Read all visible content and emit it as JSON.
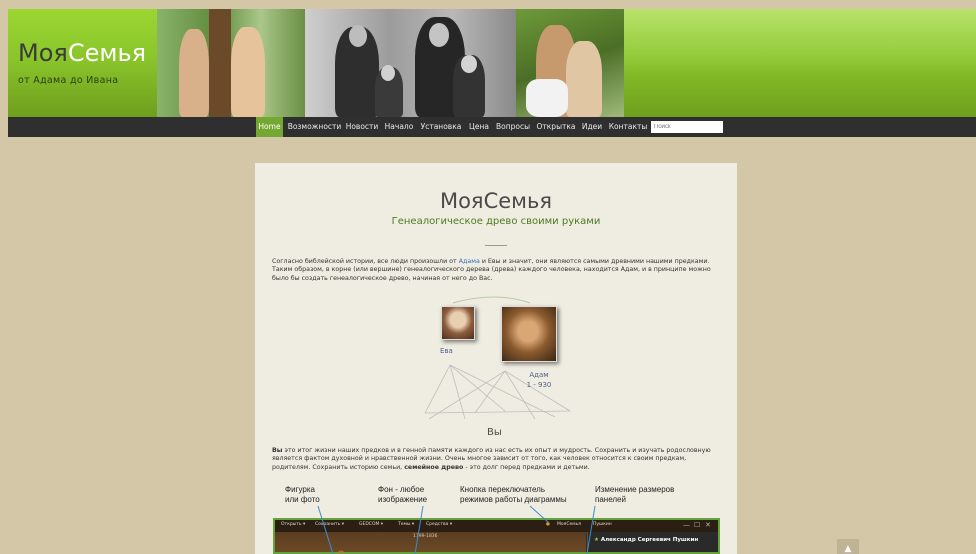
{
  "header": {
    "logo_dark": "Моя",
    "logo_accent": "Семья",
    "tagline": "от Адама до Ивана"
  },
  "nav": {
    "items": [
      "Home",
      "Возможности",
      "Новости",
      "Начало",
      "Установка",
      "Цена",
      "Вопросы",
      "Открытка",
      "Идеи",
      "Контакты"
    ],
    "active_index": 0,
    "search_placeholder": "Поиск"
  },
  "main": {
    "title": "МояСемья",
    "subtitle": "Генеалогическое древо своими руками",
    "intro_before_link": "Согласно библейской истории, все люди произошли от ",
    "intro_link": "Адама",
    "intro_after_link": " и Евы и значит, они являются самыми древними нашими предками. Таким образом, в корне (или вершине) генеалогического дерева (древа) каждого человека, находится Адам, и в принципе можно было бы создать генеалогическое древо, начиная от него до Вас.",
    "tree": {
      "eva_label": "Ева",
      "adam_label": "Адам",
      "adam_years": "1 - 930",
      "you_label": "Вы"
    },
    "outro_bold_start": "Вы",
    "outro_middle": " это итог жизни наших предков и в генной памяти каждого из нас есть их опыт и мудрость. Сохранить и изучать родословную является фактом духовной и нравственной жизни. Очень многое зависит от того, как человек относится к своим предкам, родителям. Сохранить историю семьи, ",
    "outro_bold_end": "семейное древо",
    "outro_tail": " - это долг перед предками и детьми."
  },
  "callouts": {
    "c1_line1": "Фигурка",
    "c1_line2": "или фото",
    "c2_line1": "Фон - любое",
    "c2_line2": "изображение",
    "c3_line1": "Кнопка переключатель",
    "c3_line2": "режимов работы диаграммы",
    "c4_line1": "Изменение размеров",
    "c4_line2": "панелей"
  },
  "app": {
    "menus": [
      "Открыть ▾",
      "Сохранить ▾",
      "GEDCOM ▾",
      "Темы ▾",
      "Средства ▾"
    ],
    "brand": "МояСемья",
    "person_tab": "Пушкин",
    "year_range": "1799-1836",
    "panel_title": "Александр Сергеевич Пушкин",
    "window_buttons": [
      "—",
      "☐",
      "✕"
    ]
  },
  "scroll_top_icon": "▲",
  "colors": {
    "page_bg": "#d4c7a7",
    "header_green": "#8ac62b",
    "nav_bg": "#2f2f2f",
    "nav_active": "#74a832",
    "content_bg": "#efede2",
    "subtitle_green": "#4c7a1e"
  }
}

..........

WRITTEN TASK:
List each line holding the string "Сохранить".

EXERCISE RESULT:
    "outro_middle": " это итог жизни наших предков и в генной памяти каждого из нас есть их опыт и мудрость. Сохранить и изучать родословную является фактом духовной и нравственной жизни. Очень многое зависит от того, как человек относится к своим предкам, родителям. Сохранить историю семьи, ",
      "Сохранить ▾",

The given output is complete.